* **Input records**:

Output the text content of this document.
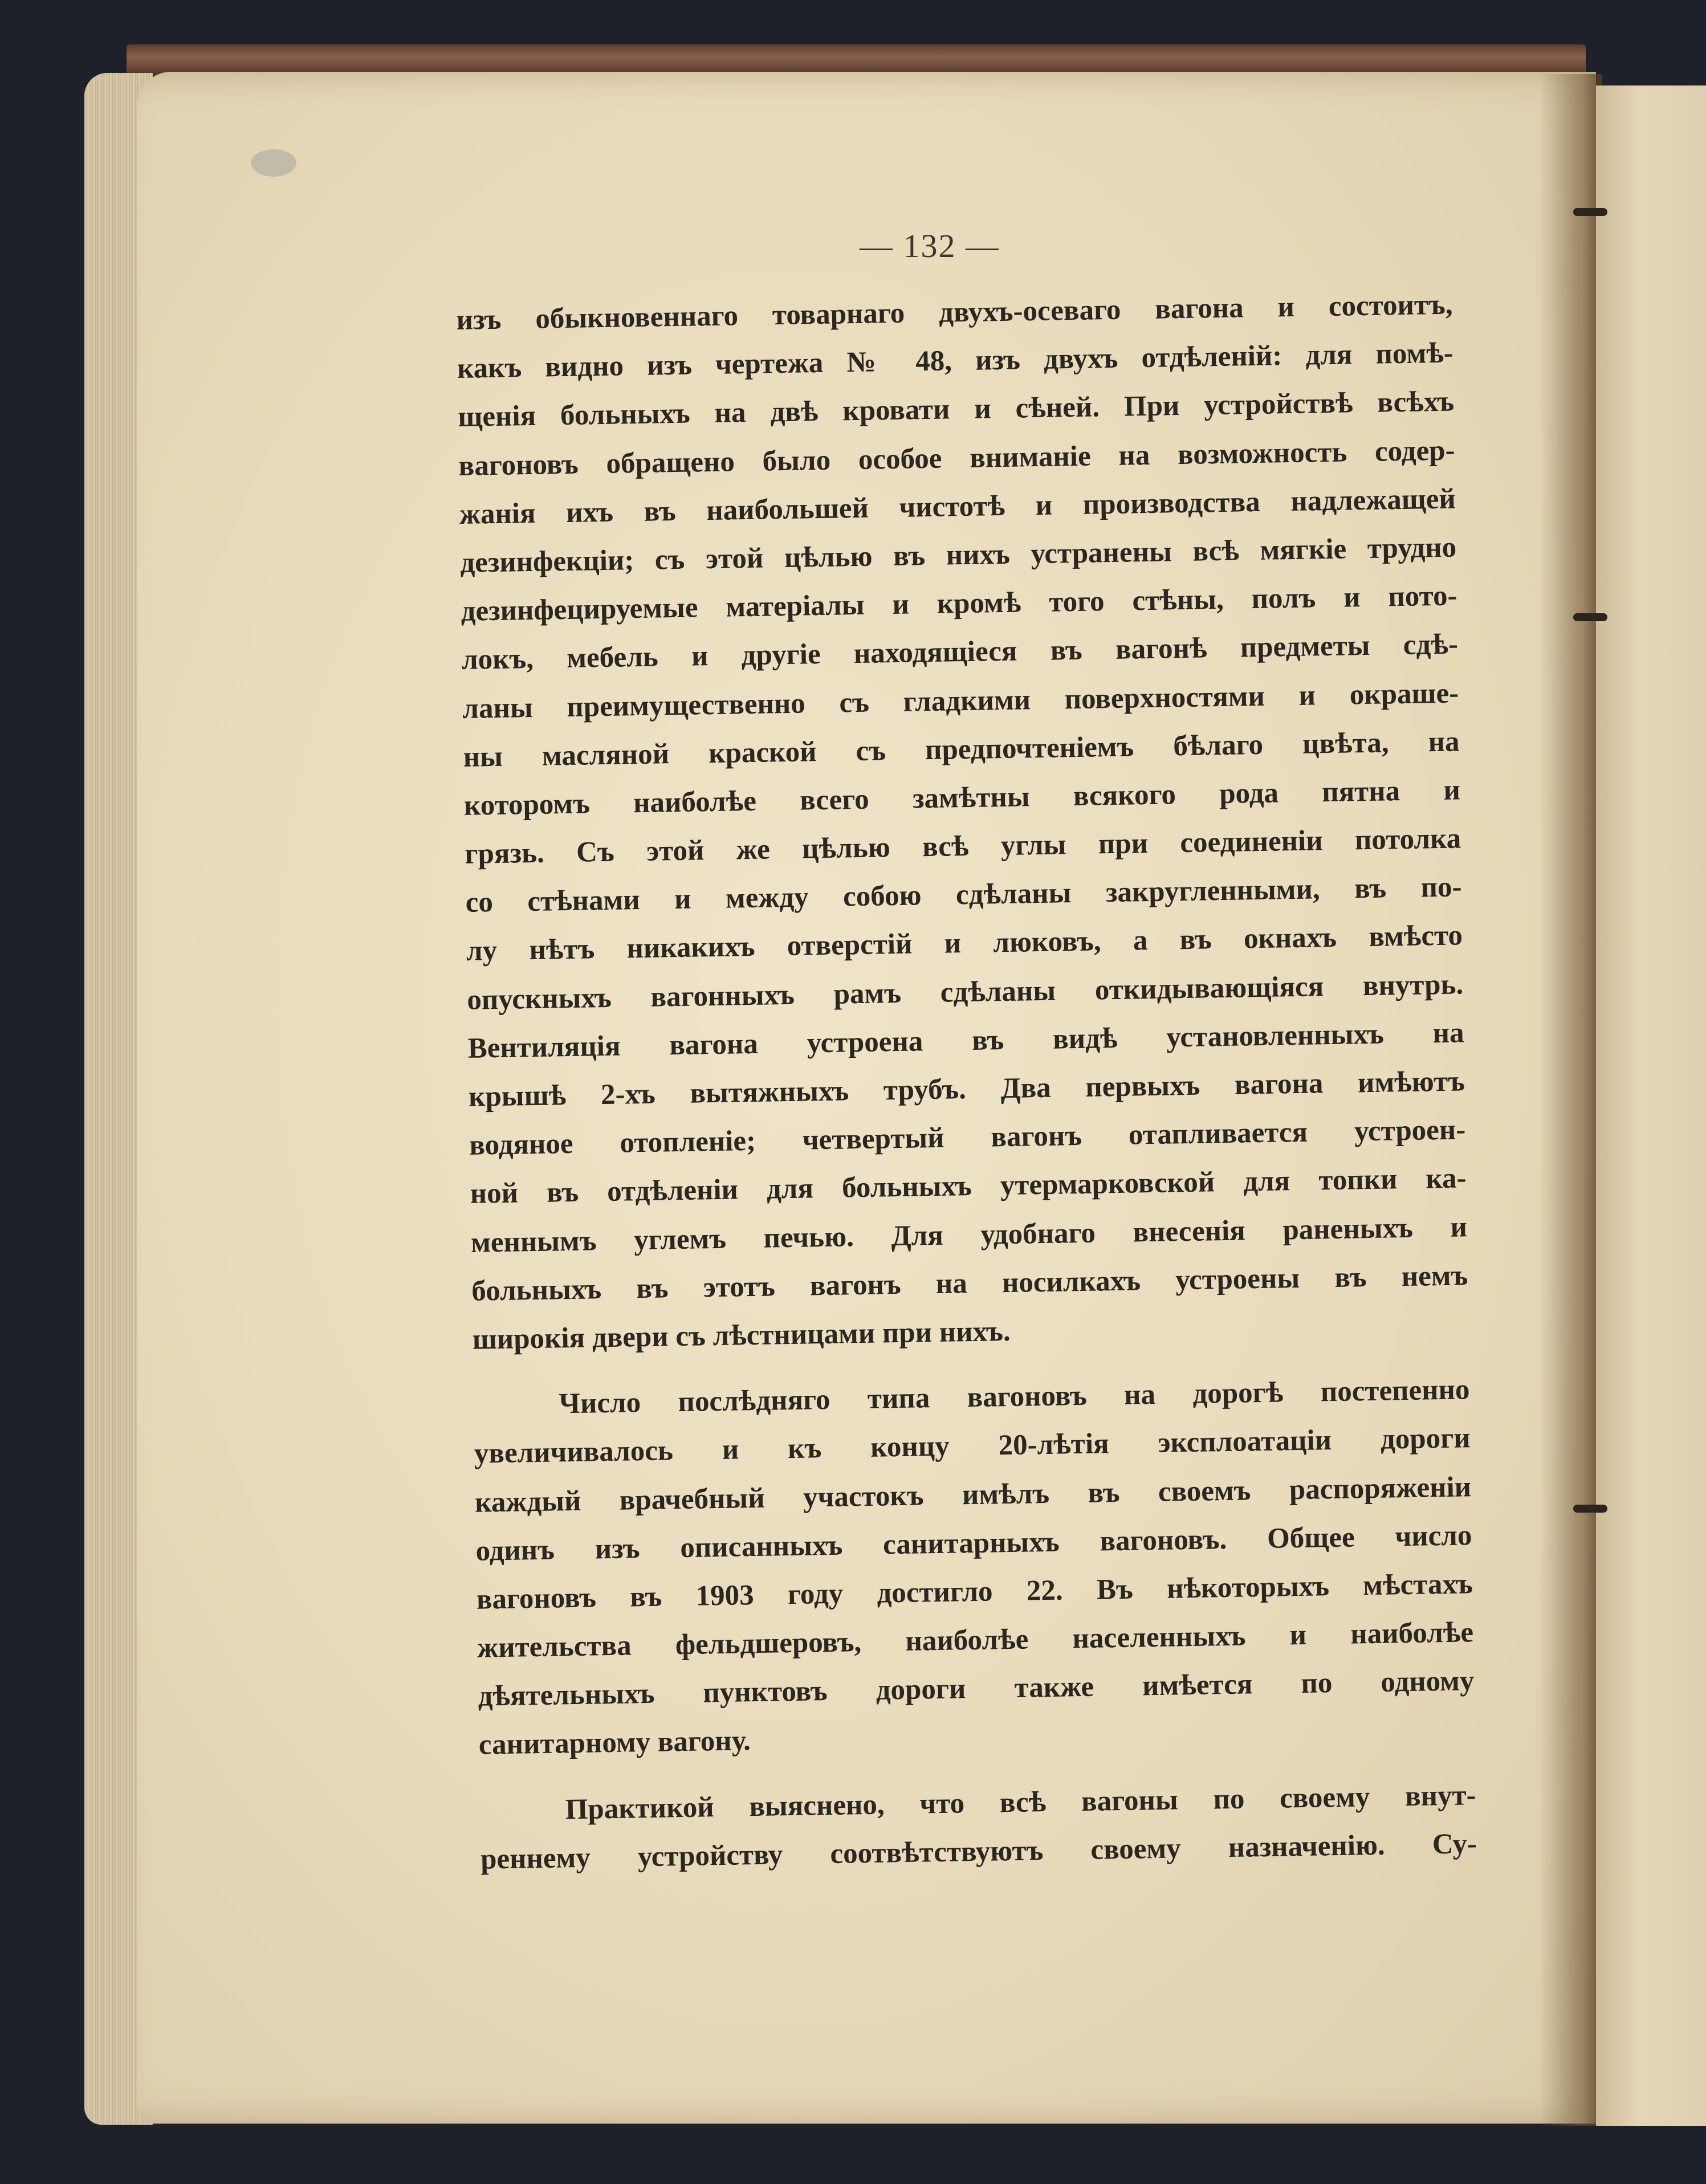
— 132 —
изъ обыкновеннаго товарнаго двухъ-осеваго вагона и состоитъ,
какъ видно изъ чертежа № 48, изъ двухъ отдѣленій: для помѣ-
щенія больныхъ на двѣ кровати и сѣней. При устройствѣ всѣхъ
вагоновъ обращено было особое вниманіе на возможность содер-
жанія ихъ въ наибольшей чистотѣ и производства надлежащей
дезинфекціи; съ этой цѣлью въ нихъ устранены всѣ мягкіе трудно
дезинфецируемые матеріалы и кромѣ того стѣны, полъ и пото-
локъ, мебель и другіе находящіеся въ вагонѣ предметы сдѣ-
ланы преимущественно съ гладкими поверхностями и окраше-
ны масляной краской съ предпочтеніемъ бѣлаго цвѣта, на
которомъ наиболѣе всего замѣтны всякого рода пятна и
грязь. Съ этой же цѣлью всѣ углы при соединеніи потолка
со стѣнами и между собою сдѣланы закругленными, въ по-
лу нѣтъ никакихъ отверстій и люковъ, а въ окнахъ вмѣсто
опускныхъ вагонныхъ рамъ сдѣланы откидывающіяся внутрь.
Вентиляція вагона устроена въ видѣ установленныхъ на
крышѣ 2-хъ вытяжныхъ трубъ. Два первыхъ вагона имѣютъ
водяное отопленіе; четвертый вагонъ отапливается устроен-
ной въ отдѣленіи для больныхъ утермарковской для топки ка-
меннымъ углемъ печью. Для удобнаго внесенія раненыхъ и
больныхъ въ этотъ вагонъ на носилкахъ устроены въ немъ
широкія двери съ лѣстницами при нихъ.
Число послѣдняго типа вагоновъ на дорогѣ постепенно
увеличивалось и къ концу 20-лѣтія эксплоатаціи дороги
каждый врачебный участокъ имѣлъ въ своемъ распоряженіи
одинъ изъ описанныхъ санитарныхъ вагоновъ. Общее число
вагоновъ въ 1903 году достигло 22. Въ нѣкоторыхъ мѣстахъ
жительства фельдшеровъ, наиболѣе населенныхъ и наиболѣе
дѣятельныхъ пунктовъ дороги также имѣется по одному
санитарному вагону.
Практикой выяснено, что всѣ вагоны по своему внут-
реннему устройству соотвѣтствуютъ своему назначенію. Су-
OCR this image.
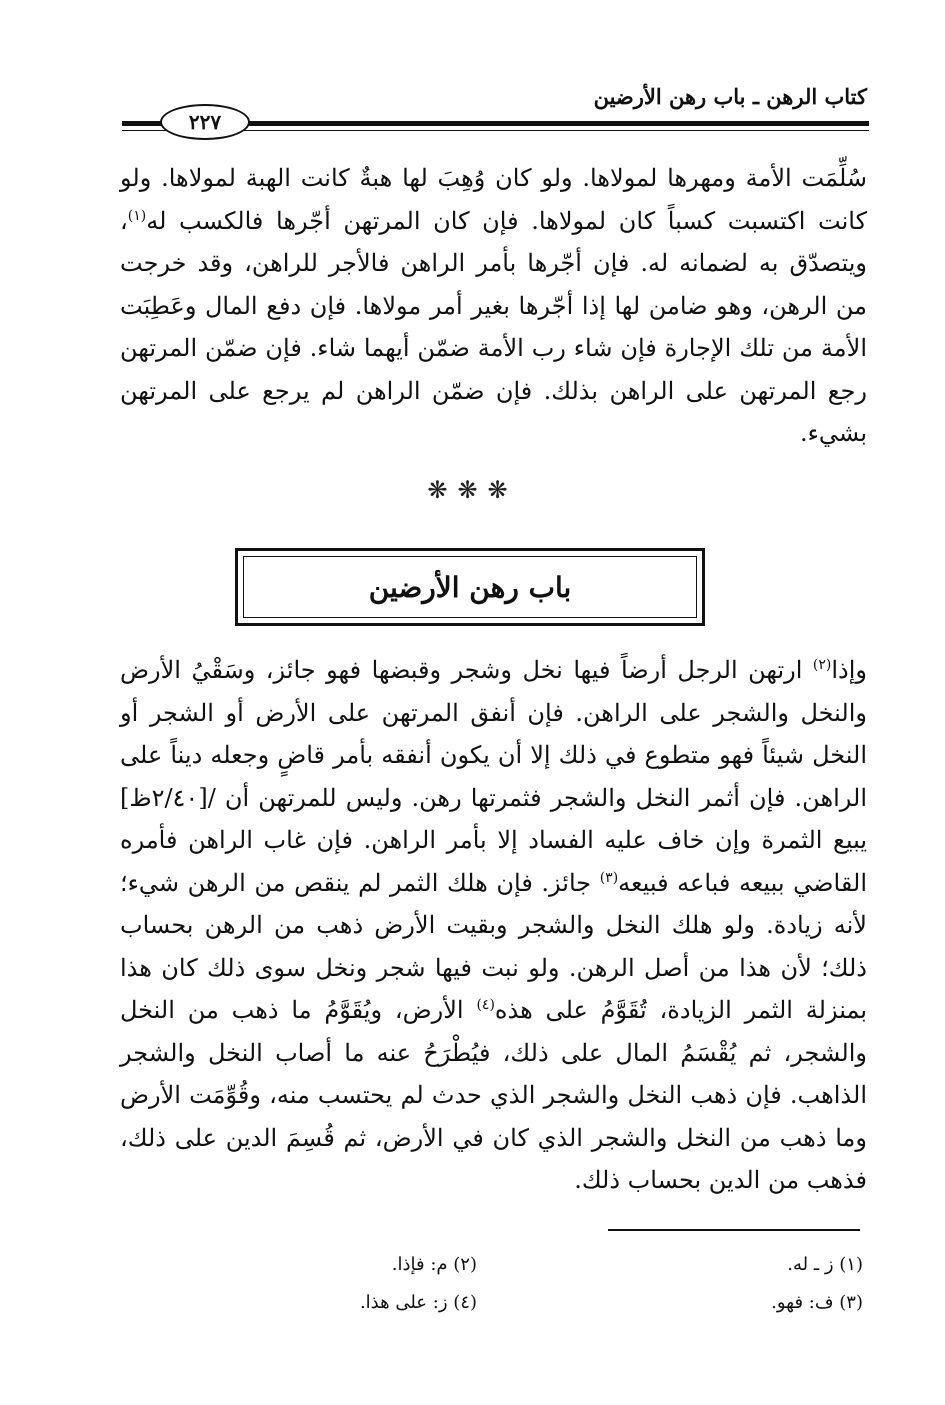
كتاب الرهن ـ باب رهن الأرضين
٢٢٧

سُلِّمَت الأمة ومهرها لمولاها. ولو كان وُهِبَ لها هبةٌ كانت الهبة لمولاها. ولو كانت اكتسبت كسباً كان لمولاها. فإن كان المرتهن أجّرها فالكسب له$^{(١)}$، ويتصدّق به لضمانه له. فإن أجّرها بأمر الراهن فالأجر للراهن، وقد خرجت من الرهن، وهو ضامن لها إذا أجّرها بغير أمر مولاها. فإن دفع المال وعَطِبَت الأمة من تلك الإجارة فإن شاء رب الأمة ضمّن أيهما شاء. فإن ضمّن المرتهن رجع المرتهن على الراهن بذلك. فإن ضمّن الراهن لم يرجع على المرتهن بشيء.

❋❋❋
باب رهن الأرضين

وإذا$^{(٢)}$ ارتهن الرجل أرضاً فيها نخل وشجر وقبضها فهو جائز، وسَقْيُ الأرض والنخل والشجر على الراهن. فإن أنفق المرتهن على الأرض أو الشجر أو النخل شيئاً فهو متطوع في ذلك إلا أن يكون أنفقه بأمر قاضٍ وجعله ديناً على الراهن. فإن أثمر النخل والشجر فثمرتها رهن. وليس للمرتهن أن /[٢/٤٠ظ] يبيع الثمرة وإن خاف عليه الفساد إلا بأمر الراهن. فإن غاب الراهن فأمره القاضي ببيعه فباعه فبيعه$^{(٣)}$ جائز. فإن هلك الثمر لم ينقص من الرهن شيء؛ لأنه زيادة. ولو هلك النخل والشجر وبقيت الأرض ذهب من الرهن بحساب ذلك؛ لأن هذا من أصل الرهن. ولو نبت فيها شجر ونخل سوى ذلك كان هذا بمنزلة الثمر الزيادة، تُقَوَّمُ على هذه$^{(٤)}$ الأرض، ويُقَوَّمُ ما ذهب من النخل والشجر، ثم يُقْسَمُ المال على ذلك، فيُطْرَحُ عنه ما أصاب النخل والشجر الذاهب. فإن ذهب النخل والشجر الذي حدث لم يحتسب منه، وقُوِّمَت الأرض وما ذهب من النخل والشجر الذي كان في الأرض، ثم قُسِمَ الدين على ذلك، فذهب من الدين بحساب ذلك.

(١) ز ـ له.
(٢) م: فإذا.
(٣) ف: فهو.
(٤) ز: على هذا.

* **What you need to do**: Extract the run of lines from the line holding "OCR this image." through the final line of the material above, exactly and inclusively. Leave the pictures behind.

* **Task output**:
OCR this image.
كتاب الرهن ـ باب رهن الأرضين
٢٢٧

سُلِّمَت الأمة ومهرها لمولاها. ولو كان وُهِبَ لها هبةٌ كانت الهبة لمولاها. ولو كانت اكتسبت كسباً كان لمولاها. فإن كان المرتهن أجّرها فالكسب له$^{(١)}$، ويتصدّق به لضمانه له. فإن أجّرها بأمر الراهن فالأجر للراهن، وقد خرجت من الرهن، وهو ضامن لها إذا أجّرها بغير أمر مولاها. فإن دفع المال وعَطِبَت الأمة من تلك الإجارة فإن شاء رب الأمة ضمّن أيهما شاء. فإن ضمّن المرتهن رجع المرتهن على الراهن بذلك. فإن ضمّن الراهن لم يرجع على المرتهن بشيء.

❋❋❋
باب رهن الأرضين

وإذا$^{(٢)}$ ارتهن الرجل أرضاً فيها نخل وشجر وقبضها فهو جائز، وسَقْيُ الأرض والنخل والشجر على الراهن. فإن أنفق المرتهن على الأرض أو الشجر أو النخل شيئاً فهو متطوع في ذلك إلا أن يكون أنفقه بأمر قاضٍ وجعله ديناً على الراهن. فإن أثمر النخل والشجر فثمرتها رهن. وليس للمرتهن أن /[٢/٤٠ظ] يبيع الثمرة وإن خاف عليه الفساد إلا بأمر الراهن. فإن غاب الراهن فأمره القاضي ببيعه فباعه فبيعه$^{(٣)}$ جائز. فإن هلك الثمر لم ينقص من الرهن شيء؛ لأنه زيادة. ولو هلك النخل والشجر وبقيت الأرض ذهب من الرهن بحساب ذلك؛ لأن هذا من أصل الرهن. ولو نبت فيها شجر ونخل سوى ذلك كان هذا بمنزلة الثمر الزيادة، تُقَوَّمُ على هذه$^{(٤)}$ الأرض، ويُقَوَّمُ ما ذهب من النخل والشجر، ثم يُقْسَمُ المال على ذلك، فيُطْرَحُ عنه ما أصاب النخل والشجر الذاهب. فإن ذهب النخل والشجر الذي حدث لم يحتسب منه، وقُوِّمَت الأرض وما ذهب من النخل والشجر الذي كان في الأرض، ثم قُسِمَ الدين على ذلك، فذهب من الدين بحساب ذلك.

(١) ز ـ له.
(٢) م: فإذا.
(٣) ف: فهو.
(٤) ز: على هذا.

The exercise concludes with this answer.